EXERCISE: Write out all of the entries that follow, word for word, but skip the pictures.

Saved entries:
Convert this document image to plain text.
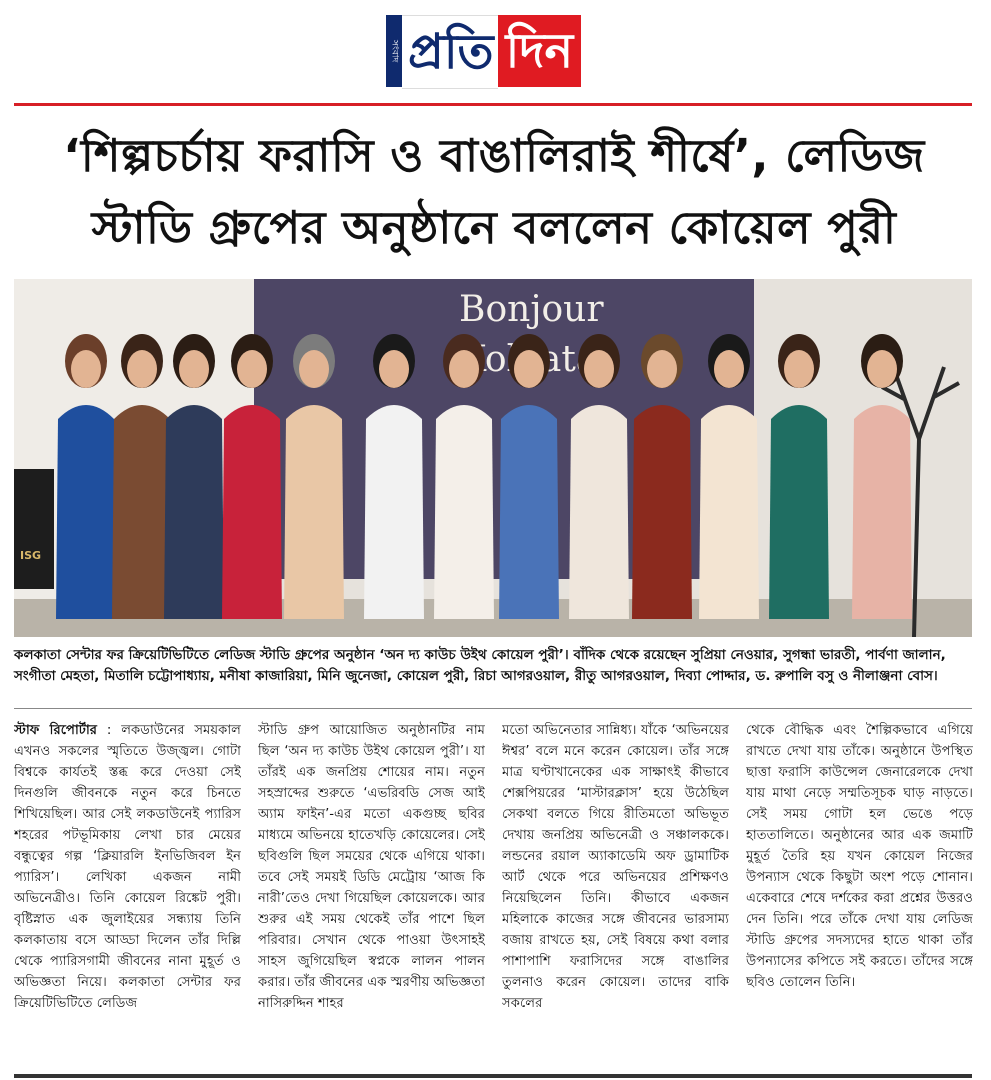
সংবাদ প্রতি দিন
‘শিল্পচর্চায় ফরাসি ও বাঙালিরাই শীর্ষে’, লেডিজ
স্টাডি গ্রুপের অনুষ্ঠানে বললেন কোয়েল পুরী
Bonjour
ISG
কলকাতা সেন্টার ফর ক্রিয়েটিভিটিতে লেডিজ স্টাডি গ্রুপের অনুষ্ঠান ‘অন দ্য কাউচ উইথ কোয়েল পুরী’। বাঁদিক থেকে রয়েছেন সুপ্রিয়া নেওয়ার, সুগন্ধা ভারতী, পার্বণা জালান, সংগীতা মেহতা, মিতালি চট্টোপাধ্যায়, মনীষা কাজারিয়া, মিনি জুনেজা, কোয়েল পুরী, রিচা আগরওয়াল, রীতু আগরওয়াল, দিব্যা পোদ্দার, ড. রুপালি বসু ও নীলাঞ্জনা বোস।
স্টাফ রিপোর্টার : লকডাউনের সময়কাল এখনও সকলের স্মৃতিতে উজ্জ্বল। গোটা বিশ্বকে কার্যতই স্তব্ধ করে দেওয়া সেই দিনগুলি জীবনকে নতুন করে চিনতে শিখিয়েছিল। আর সেই লকডাউনেই প্যারিস শহরের পটভূমিকায় লেখা চার মেয়ের বন্ধুত্বের গল্প ‘ক্লিয়ারলি ইনভিজিবল ইন প্যারিস’। লেখিকা একজন নামী অভিনেত্রীও। তিনি কোয়েল রিঙ্কেট পুরী। বৃষ্টিস্নাত এক জুলাইয়ের সন্ধ্যায় তিনি কলকাতায় বসে আড্ডা দিলেন তাঁর দিল্লি থেকে প্যারিসগামী জীবনের নানা মুহূর্ত ও অভিজ্ঞতা নিয়ে। কলকাতা সেন্টার ফর ক্রিয়েটিভিটিতে লেডিজ
স্টাডি গ্রুপ আয়োজিত অনুষ্ঠানটির নাম ছিল ‘অন দ্য কাউচ উইথ কোয়েল পুরী’। যা তাঁরই এক জনপ্রিয় শোয়ের নাম। নতুন সহস্রাব্দের শুরুতে ‘এভরিবডি সেজ আই অ্যাম ফাইন’-এর মতো একগুচ্ছ ছবির মাধ্যমে অভিনয়ে হাতেখড়ি কোয়েলের। সেই ছবিগুলি ছিল সময়ের থেকে এগিয়ে থাকা। তবে সেই সময়ই ডিডি মেট্রোয় ‘আজ কি নারী’তেও দেখা গিয়েছিল কোয়েলকে। আর শুরুর এই সময় থেকেই তাঁর পাশে ছিল পরিবার। সেখান থেকে পাওয়া উৎসাহই সাহস জুগিয়েছিল স্বপ্নকে লালন পালন করার। তাঁর জীবনের এক স্মরণীয় অভিজ্ঞতা নাসিরুদ্দিন শাহর
মতো অভিনেতার সান্নিধ্য। যাঁকে ‘অভিনয়ের ঈশ্বর’ বলে মনে করেন কোয়েল। তাঁর সঙ্গে মাত্র ঘণ্টাখানেকের এক সাক্ষাৎই কীভাবে শেক্সপিয়রের ‘মাস্টারক্লাস’ হয়ে উঠেছিল সেকথা বলতে গিয়ে রীতিমতো অভিভূত দেখায় জনপ্রিয় অভিনেত্রী ও সঞ্চালককে। লন্ডনের রয়াল অ্যাকাডেমি অফ ড্রামাটিক আর্ট থেকে পরে অভিনয়ের প্রশিক্ষণও নিয়েছিলেন তিনি। কীভাবে একজন মহিলাকে কাজের সঙ্গে জীবনের ভারসাম্য বজায় রাখতে হয়, সেই বিষয়ে কথা বলার পাশাপাশি ফরাসিদের সঙ্গে বাঙালির তুলনাও করেন কোয়েল। তাদের বাকি সকলের
থেকে বৌদ্ধিক এবং শৈল্পিকভাবে এগিয়ে রাখতে দেখা যায় তাঁকে। অনুষ্ঠানে উপস্থিত ছাত্তা ফরাসি কাউন্সেল জেনারেলকে দেখা যায় মাথা নেড়ে সম্মতিসূচক ঘাড় নাড়তে। সেই সময় গোটা হল ভেঙে পড়ে হাততালিতে। অনুষ্ঠানের আর এক জমাটি মুহূর্ত তৈরি হয় যখন কোয়েল নিজের উপন্যাস থেকে কিছুটা অংশ পড়ে শোনান। একেবারে শেষে দর্শকের করা প্রশ্নের উত্তরও দেন তিনি। পরে তাঁকে দেখা যায় লেডিজ স্টাডি গ্রুপের সদস্যদের হাতে থাকা তাঁর উপন্যাসের কপিতে সই করতে। তাঁদের সঙ্গে ছবিও তোলেন তিনি।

RESPONSE FOR THIS EXERCISE:
Convert this document image to plain text.
সংবাদ প্রতি দিন
‘শিল্পচর্চায় ফরাসি ও বাঙালিরাই শীর্ষে’, লেডিজ
স্টাডি গ্রুপের অনুষ্ঠানে বললেন কোয়েল পুরী
Bonjour
ISG
কলকাতা সেন্টার ফর ক্রিয়েটিভিটিতে লেডিজ স্টাডি গ্রুপের অনুষ্ঠান ‘অন দ্য কাউচ উইথ কোয়েল পুরী’। বাঁদিক থেকে রয়েছেন সুপ্রিয়া নেওয়ার, সুগন্ধা ভারতী, পার্বণা জালান, সংগীতা মেহতা, মিতালি চট্টোপাধ্যায়, মনীষা কাজারিয়া, মিনি জুনেজা, কোয়েল পুরী, রিচা আগরওয়াল, রীতু আগরওয়াল, দিব্যা পোদ্দার, ড. রুপালি বসু ও নীলাঞ্জনা বোস।
স্টাফ রিপোর্টার : লকডাউনের সময়কাল এখনও সকলের স্মৃতিতে উজ্জ্বল। গোটা বিশ্বকে কার্যতই স্তব্ধ করে দেওয়া সেই দিনগুলি জীবনকে নতুন করে চিনতে শিখিয়েছিল। আর সেই লকডাউনেই প্যারিস শহরের পটভূমিকায় লেখা চার মেয়ের বন্ধুত্বের গল্প ‘ক্লিয়ারলি ইনভিজিবল ইন প্যারিস’। লেখিকা একজন নামী অভিনেত্রীও। তিনি কোয়েল রিঙ্কেট পুরী। বৃষ্টিস্নাত এক জুলাইয়ের সন্ধ্যায় তিনি কলকাতায় বসে আড্ডা দিলেন তাঁর দিল্লি থেকে প্যারিসগামী জীবনের নানা মুহূর্ত ও অভিজ্ঞতা নিয়ে। কলকাতা সেন্টার ফর ক্রিয়েটিভিটিতে লেডিজ
স্টাডি গ্রুপ আয়োজিত অনুষ্ঠানটির নাম ছিল ‘অন দ্য কাউচ উইথ কোয়েল পুরী’। যা তাঁরই এক জনপ্রিয় শোয়ের নাম। নতুন সহস্রাব্দের শুরুতে ‘এভরিবডি সেজ আই অ্যাম ফাইন’-এর মতো একগুচ্ছ ছবির মাধ্যমে অভিনয়ে হাতেখড়ি কোয়েলের। সেই ছবিগুলি ছিল সময়ের থেকে এগিয়ে থাকা। তবে সেই সময়ই ডিডি মেট্রোয় ‘আজ কি নারী’তেও দেখা গিয়েছিল কোয়েলকে। আর শুরুর এই সময় থেকেই তাঁর পাশে ছিল পরিবার। সেখান থেকে পাওয়া উৎসাহই সাহস জুগিয়েছিল স্বপ্নকে লালন পালন করার। তাঁর জীবনের এক স্মরণীয় অভিজ্ঞতা নাসিরুদ্দিন শাহর
মতো অভিনেতার সান্নিধ্য। যাঁকে ‘অভিনয়ের ঈশ্বর’ বলে মনে করেন কোয়েল। তাঁর সঙ্গে মাত্র ঘণ্টাখানেকের এক সাক্ষাৎই কীভাবে শেক্সপিয়রের ‘মাস্টারক্লাস’ হয়ে উঠেছিল সেকথা বলতে গিয়ে রীতিমতো অভিভূত দেখায় জনপ্রিয় অভিনেত্রী ও সঞ্চালককে। লন্ডনের রয়াল অ্যাকাডেমি অফ ড্রামাটিক আর্ট থেকে পরে অভিনয়ের প্রশিক্ষণও নিয়েছিলেন তিনি। কীভাবে একজন মহিলাকে কাজের সঙ্গে জীবনের ভারসাম্য বজায় রাখতে হয়, সেই বিষয়ে কথা বলার পাশাপাশি ফরাসিদের সঙ্গে বাঙালির তুলনাও করেন কোয়েল। তাদের বাকি সকলের
থেকে বৌদ্ধিক এবং শৈল্পিকভাবে এগিয়ে রাখতে দেখা যায় তাঁকে। অনুষ্ঠানে উপস্থিত ছাত্তা ফরাসি কাউন্সেল জেনারেলকে দেখা যায় মাথা নেড়ে সম্মতিসূচক ঘাড় নাড়তে। সেই সময় গোটা হল ভেঙে পড়ে হাততালিতে। অনুষ্ঠানের আর এক জমাটি মুহূর্ত তৈরি হয় যখন কোয়েল নিজের উপন্যাস থেকে কিছুটা অংশ পড়ে শোনান। একেবারে শেষে দর্শকের করা প্রশ্নের উত্তরও দেন তিনি। পরে তাঁকে দেখা যায় লেডিজ স্টাডি গ্রুপের সদস্যদের হাতে থাকা তাঁর উপন্যাসের কপিতে সই করতে। তাঁদের সঙ্গে ছবিও তোলেন তিনি।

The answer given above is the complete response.